## Records provided

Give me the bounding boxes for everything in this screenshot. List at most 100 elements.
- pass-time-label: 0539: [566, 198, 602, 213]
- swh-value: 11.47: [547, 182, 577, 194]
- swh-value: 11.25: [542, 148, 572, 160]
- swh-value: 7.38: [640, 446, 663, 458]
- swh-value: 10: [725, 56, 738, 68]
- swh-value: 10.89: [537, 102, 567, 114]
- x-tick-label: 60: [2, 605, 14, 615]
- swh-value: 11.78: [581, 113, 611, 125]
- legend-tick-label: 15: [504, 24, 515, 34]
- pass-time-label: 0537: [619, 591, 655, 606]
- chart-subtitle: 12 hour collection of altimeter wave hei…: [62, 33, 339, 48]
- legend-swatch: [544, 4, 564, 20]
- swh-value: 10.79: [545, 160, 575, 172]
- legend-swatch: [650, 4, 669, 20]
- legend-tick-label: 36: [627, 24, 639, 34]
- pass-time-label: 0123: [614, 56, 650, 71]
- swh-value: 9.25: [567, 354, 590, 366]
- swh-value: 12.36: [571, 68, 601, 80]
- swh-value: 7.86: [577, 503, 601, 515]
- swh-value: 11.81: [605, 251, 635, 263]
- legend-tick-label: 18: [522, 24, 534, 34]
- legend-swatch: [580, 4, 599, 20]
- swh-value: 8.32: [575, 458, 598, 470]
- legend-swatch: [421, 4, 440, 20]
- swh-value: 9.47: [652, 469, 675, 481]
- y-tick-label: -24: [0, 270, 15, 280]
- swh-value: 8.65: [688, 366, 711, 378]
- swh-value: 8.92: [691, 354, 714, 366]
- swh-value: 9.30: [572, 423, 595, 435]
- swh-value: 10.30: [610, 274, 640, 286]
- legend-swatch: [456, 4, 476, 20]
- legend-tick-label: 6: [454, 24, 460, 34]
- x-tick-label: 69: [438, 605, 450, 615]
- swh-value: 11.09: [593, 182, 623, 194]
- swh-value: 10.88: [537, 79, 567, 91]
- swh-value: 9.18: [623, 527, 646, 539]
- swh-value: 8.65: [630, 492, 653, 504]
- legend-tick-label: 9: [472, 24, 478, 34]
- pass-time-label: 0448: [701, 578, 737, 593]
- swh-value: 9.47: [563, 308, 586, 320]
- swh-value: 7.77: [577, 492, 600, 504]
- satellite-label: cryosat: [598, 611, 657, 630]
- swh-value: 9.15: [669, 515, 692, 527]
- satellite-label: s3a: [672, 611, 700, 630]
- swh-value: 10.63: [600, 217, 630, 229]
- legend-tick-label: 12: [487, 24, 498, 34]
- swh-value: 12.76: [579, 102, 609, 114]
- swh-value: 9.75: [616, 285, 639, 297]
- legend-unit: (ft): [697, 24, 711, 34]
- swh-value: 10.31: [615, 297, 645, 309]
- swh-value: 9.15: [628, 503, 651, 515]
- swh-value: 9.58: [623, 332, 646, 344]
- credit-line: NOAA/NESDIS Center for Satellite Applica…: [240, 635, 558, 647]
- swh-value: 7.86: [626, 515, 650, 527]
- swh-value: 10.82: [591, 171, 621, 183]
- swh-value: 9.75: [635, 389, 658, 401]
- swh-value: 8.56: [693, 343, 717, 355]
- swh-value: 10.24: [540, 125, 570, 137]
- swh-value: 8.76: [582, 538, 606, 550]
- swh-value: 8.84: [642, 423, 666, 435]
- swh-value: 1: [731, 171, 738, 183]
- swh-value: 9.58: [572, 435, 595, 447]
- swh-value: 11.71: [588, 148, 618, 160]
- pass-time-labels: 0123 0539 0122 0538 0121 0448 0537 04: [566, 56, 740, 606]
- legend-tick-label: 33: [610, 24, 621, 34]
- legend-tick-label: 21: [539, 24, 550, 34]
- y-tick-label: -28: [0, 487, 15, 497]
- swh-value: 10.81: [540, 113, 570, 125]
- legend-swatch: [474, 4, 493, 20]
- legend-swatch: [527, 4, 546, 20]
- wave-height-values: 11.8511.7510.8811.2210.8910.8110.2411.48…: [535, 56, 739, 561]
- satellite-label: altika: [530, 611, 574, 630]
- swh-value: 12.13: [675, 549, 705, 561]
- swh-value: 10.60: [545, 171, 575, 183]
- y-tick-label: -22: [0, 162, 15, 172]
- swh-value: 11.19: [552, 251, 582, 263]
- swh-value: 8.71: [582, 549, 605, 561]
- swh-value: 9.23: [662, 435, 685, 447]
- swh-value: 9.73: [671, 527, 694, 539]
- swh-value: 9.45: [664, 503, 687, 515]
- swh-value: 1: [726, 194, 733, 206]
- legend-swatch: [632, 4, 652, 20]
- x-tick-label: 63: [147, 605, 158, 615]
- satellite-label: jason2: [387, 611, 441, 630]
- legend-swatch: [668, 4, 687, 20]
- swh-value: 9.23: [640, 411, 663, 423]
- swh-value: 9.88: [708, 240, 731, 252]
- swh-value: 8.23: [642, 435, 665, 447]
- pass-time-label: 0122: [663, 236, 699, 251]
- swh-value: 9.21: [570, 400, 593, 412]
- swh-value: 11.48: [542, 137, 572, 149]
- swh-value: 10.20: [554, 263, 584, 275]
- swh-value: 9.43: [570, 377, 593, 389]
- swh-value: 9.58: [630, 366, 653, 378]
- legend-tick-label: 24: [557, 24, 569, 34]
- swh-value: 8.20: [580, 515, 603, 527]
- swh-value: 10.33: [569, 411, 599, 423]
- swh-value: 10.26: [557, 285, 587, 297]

## Description of the task
Edit the lines above so that every "legend-swatch" becomes "color-swatch", and write out all of them again with nothing else changed.

## Solution to this task
Give me the bounding boxes for everything in this screenshot. List at most 100 elements.
- pass-time-label: 0539: [566, 198, 602, 213]
- swh-value: 11.47: [547, 182, 577, 194]
- swh-value: 11.25: [542, 148, 572, 160]
- swh-value: 7.38: [640, 446, 663, 458]
- swh-value: 10: [725, 56, 738, 68]
- swh-value: 10.89: [537, 102, 567, 114]
- x-tick-label: 60: [2, 605, 14, 615]
- swh-value: 11.78: [581, 113, 611, 125]
- legend-tick-label: 15: [504, 24, 515, 34]
- pass-time-label: 0537: [619, 591, 655, 606]
- chart-subtitle: 12 hour collection of altimeter wave hei…: [62, 33, 339, 48]
- color-swatch: [544, 4, 564, 20]
- swh-value: 10.79: [545, 160, 575, 172]
- color-swatch: [650, 4, 669, 20]
- legend-tick-label: 36: [627, 24, 639, 34]
- pass-time-label: 0123: [614, 56, 650, 71]
- swh-value: 9.25: [567, 354, 590, 366]
- swh-value: 12.36: [571, 68, 601, 80]
- swh-value: 7.86: [577, 503, 601, 515]
- swh-value: 11.81: [605, 251, 635, 263]
- legend-tick-label: 18: [522, 24, 534, 34]
- color-swatch: [580, 4, 599, 20]
- swh-value: 8.32: [575, 458, 598, 470]
- color-swatch: [421, 4, 440, 20]
- swh-value: 9.47: [652, 469, 675, 481]
- y-tick-label: -24: [0, 270, 15, 280]
- swh-value: 8.65: [688, 366, 711, 378]
- swh-value: 8.92: [691, 354, 714, 366]
- swh-value: 9.30: [572, 423, 595, 435]
- swh-value: 10.30: [610, 274, 640, 286]
- color-swatch: [456, 4, 476, 20]
- legend-tick-label: 6: [454, 24, 460, 34]
- x-tick-label: 69: [438, 605, 450, 615]
- swh-value: 11.09: [593, 182, 623, 194]
- swh-value: 10.88: [537, 79, 567, 91]
- swh-value: 9.18: [623, 527, 646, 539]
- swh-value: 8.65: [630, 492, 653, 504]
- legend-tick-label: 9: [472, 24, 478, 34]
- pass-time-label: 0448: [701, 578, 737, 593]
- swh-value: 9.47: [563, 308, 586, 320]
- swh-value: 7.77: [577, 492, 600, 504]
- satellite-label: cryosat: [598, 611, 657, 630]
- swh-value: 9.15: [669, 515, 692, 527]
- satellite-label: s3a: [672, 611, 700, 630]
- swh-value: 10.63: [600, 217, 630, 229]
- legend-tick-label: 12: [487, 24, 498, 34]
- swh-value: 12.76: [579, 102, 609, 114]
- swh-value: 9.75: [616, 285, 639, 297]
- legend-unit: (ft): [697, 24, 711, 34]
- swh-value: 10.31: [615, 297, 645, 309]
- swh-value: 9.15: [628, 503, 651, 515]
- swh-value: 9.58: [623, 332, 646, 344]
- credit-line: NOAA/NESDIS Center for Satellite Applica…: [240, 635, 558, 647]
- swh-value: 7.86: [626, 515, 650, 527]
- swh-value: 10.82: [591, 171, 621, 183]
- swh-value: 9.75: [635, 389, 658, 401]
- swh-value: 8.56: [693, 343, 717, 355]
- swh-value: 10.24: [540, 125, 570, 137]
- swh-value: 8.76: [582, 538, 606, 550]
- swh-value: 8.84: [642, 423, 666, 435]
- swh-value: 1: [731, 171, 738, 183]
- swh-value: 9.58: [572, 435, 595, 447]
- swh-value: 11.71: [588, 148, 618, 160]
- pass-time-labels: 0123 0539 0122 0538 0121 0448 0537 04: [566, 56, 740, 606]
- legend-tick-label: 33: [610, 24, 621, 34]
- legend-tick-label: 21: [539, 24, 550, 34]
- y-tick-label: -28: [0, 487, 15, 497]
- swh-value: 10.81: [540, 113, 570, 125]
- color-swatch: [474, 4, 493, 20]
- color-swatch: [527, 4, 546, 20]
- wave-height-values: 11.8511.7510.8811.2210.8910.8110.2411.48…: [535, 56, 739, 561]
- satellite-label: altika: [530, 611, 574, 630]
- swh-value: 12.13: [675, 549, 705, 561]
- swh-value: 10.60: [545, 171, 575, 183]
- y-tick-label: -22: [0, 162, 15, 172]
- swh-value: 11.19: [552, 251, 582, 263]
- swh-value: 8.71: [582, 549, 605, 561]
- swh-value: 9.23: [662, 435, 685, 447]
- swh-value: 9.73: [671, 527, 694, 539]
- swh-value: 9.45: [664, 503, 687, 515]
- swh-value: 1: [726, 194, 733, 206]
- color-swatch: [632, 4, 652, 20]
- x-tick-label: 63: [147, 605, 158, 615]
- satellite-label: jason2: [387, 611, 441, 630]
- color-swatch: [668, 4, 687, 20]
- swh-value: 9.23: [640, 411, 663, 423]
- swh-value: 9.88: [708, 240, 731, 252]
- swh-value: 8.23: [642, 435, 665, 447]
- pass-time-label: 0122: [663, 236, 699, 251]
- swh-value: 9.21: [570, 400, 593, 412]
- swh-value: 11.48: [542, 137, 572, 149]
- swh-value: 10.20: [554, 263, 584, 275]
- swh-value: 9.43: [570, 377, 593, 389]
- swh-value: 9.58: [630, 366, 653, 378]
- legend-tick-label: 24: [557, 24, 569, 34]
- swh-value: 8.20: [580, 515, 603, 527]
- swh-value: 10.33: [569, 411, 599, 423]
- swh-value: 10.26: [557, 285, 587, 297]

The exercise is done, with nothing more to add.